→ **Record set**:
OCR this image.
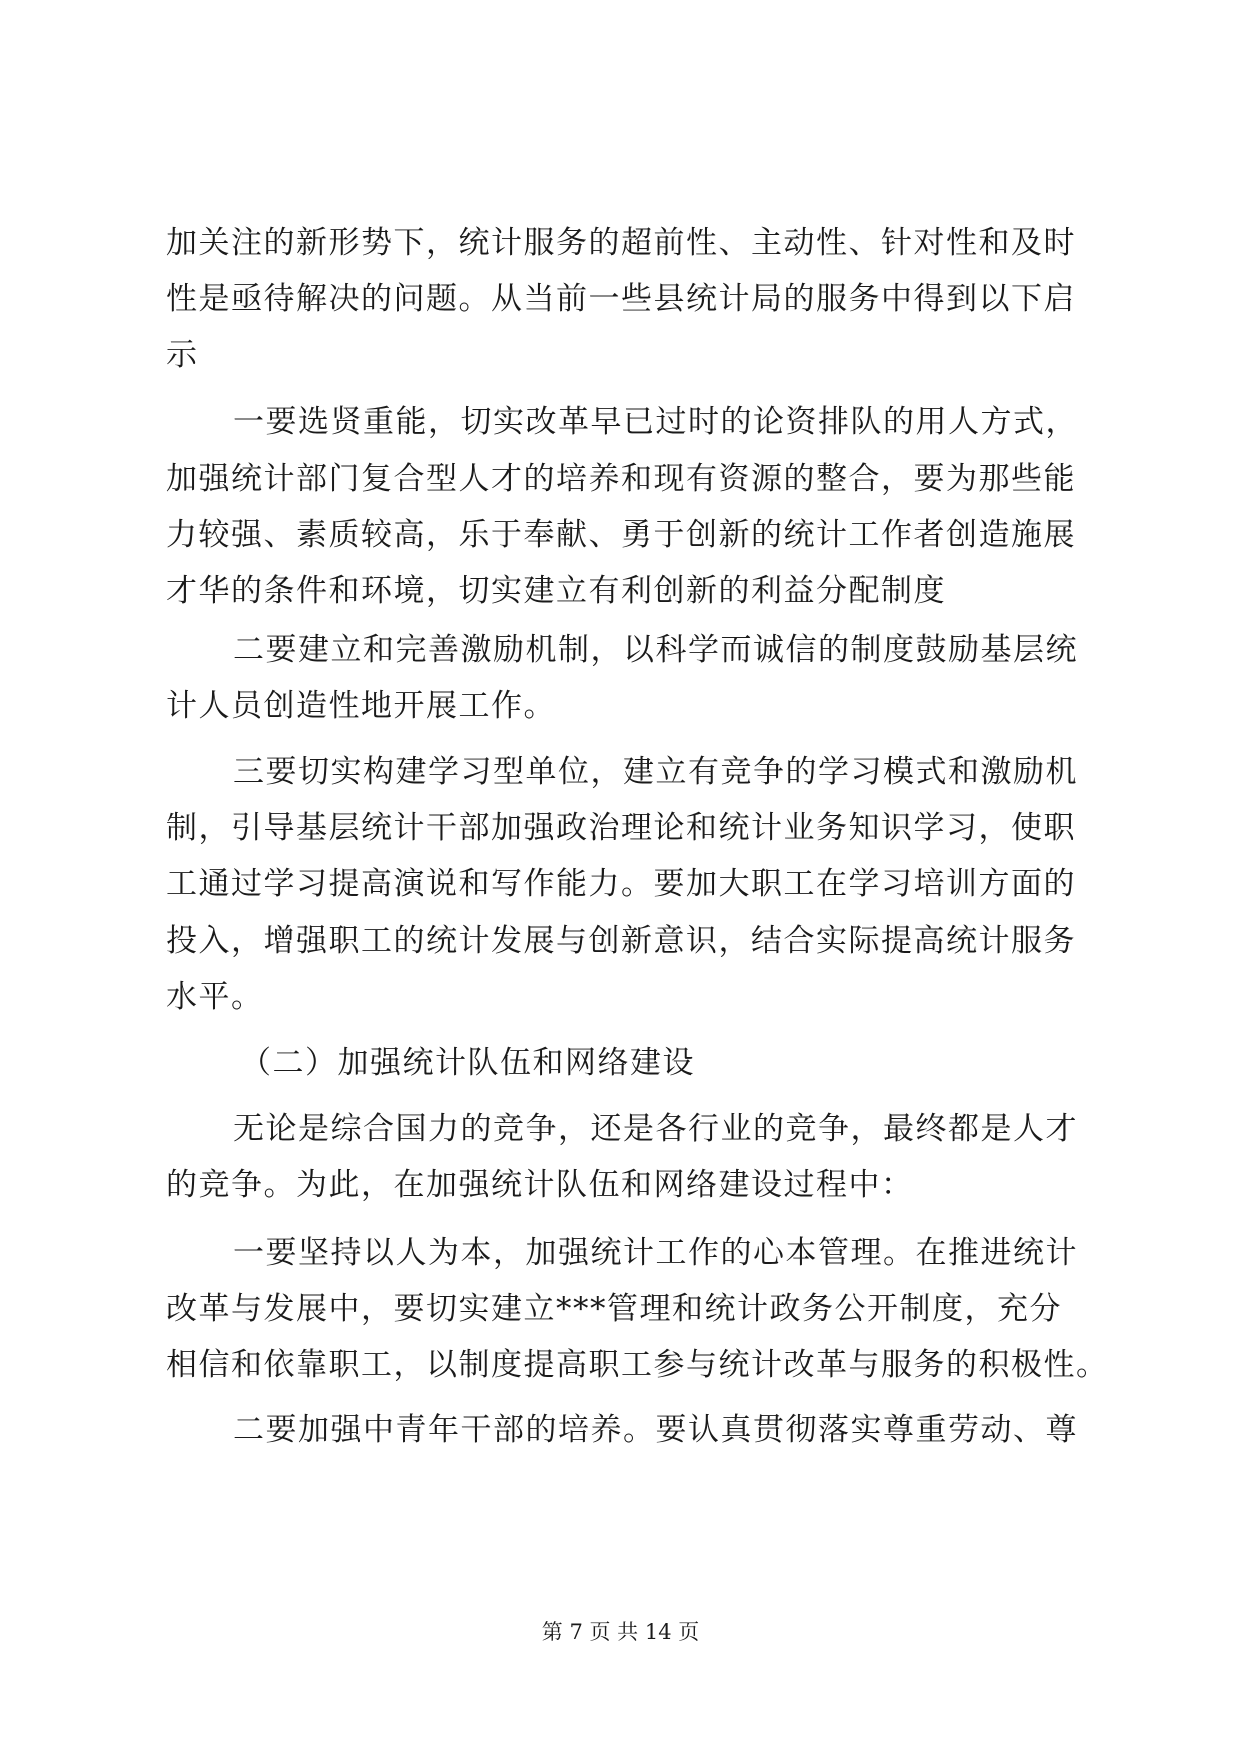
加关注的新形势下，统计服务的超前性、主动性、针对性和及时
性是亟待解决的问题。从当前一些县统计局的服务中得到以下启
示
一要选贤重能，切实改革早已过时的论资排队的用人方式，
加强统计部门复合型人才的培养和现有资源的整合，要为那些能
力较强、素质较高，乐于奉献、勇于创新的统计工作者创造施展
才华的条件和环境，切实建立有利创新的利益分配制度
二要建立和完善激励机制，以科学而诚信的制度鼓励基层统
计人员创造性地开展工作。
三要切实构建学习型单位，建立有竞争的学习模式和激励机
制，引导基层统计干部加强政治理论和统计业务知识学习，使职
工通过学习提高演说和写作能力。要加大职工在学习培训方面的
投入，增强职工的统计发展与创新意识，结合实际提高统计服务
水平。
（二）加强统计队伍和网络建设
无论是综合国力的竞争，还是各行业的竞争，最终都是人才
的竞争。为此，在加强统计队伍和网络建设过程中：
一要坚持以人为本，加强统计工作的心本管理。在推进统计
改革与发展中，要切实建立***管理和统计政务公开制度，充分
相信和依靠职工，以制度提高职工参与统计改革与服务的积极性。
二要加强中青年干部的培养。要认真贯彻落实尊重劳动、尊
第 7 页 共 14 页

→ **Stated goal**:
Pictures stay out of the copy; please restate every record above exactly.

→ **Completed task**:
OCR this image.
加关注的新形势下，统计服务的超前性、主动性、针对性和及时
性是亟待解决的问题。从当前一些县统计局的服务中得到以下启
示
一要选贤重能，切实改革早已过时的论资排队的用人方式，
加强统计部门复合型人才的培养和现有资源的整合，要为那些能
力较强、素质较高，乐于奉献、勇于创新的统计工作者创造施展
才华的条件和环境，切实建立有利创新的利益分配制度
二要建立和完善激励机制，以科学而诚信的制度鼓励基层统
计人员创造性地开展工作。
三要切实构建学习型单位，建立有竞争的学习模式和激励机
制，引导基层统计干部加强政治理论和统计业务知识学习，使职
工通过学习提高演说和写作能力。要加大职工在学习培训方面的
投入，增强职工的统计发展与创新意识，结合实际提高统计服务
水平。
（二）加强统计队伍和网络建设
无论是综合国力的竞争，还是各行业的竞争，最终都是人才
的竞争。为此，在加强统计队伍和网络建设过程中：
一要坚持以人为本，加强统计工作的心本管理。在推进统计
改革与发展中，要切实建立***管理和统计政务公开制度，充分
相信和依靠职工，以制度提高职工参与统计改革与服务的积极性。
二要加强中青年干部的培养。要认真贯彻落实尊重劳动、尊
第 7 页 共 14 页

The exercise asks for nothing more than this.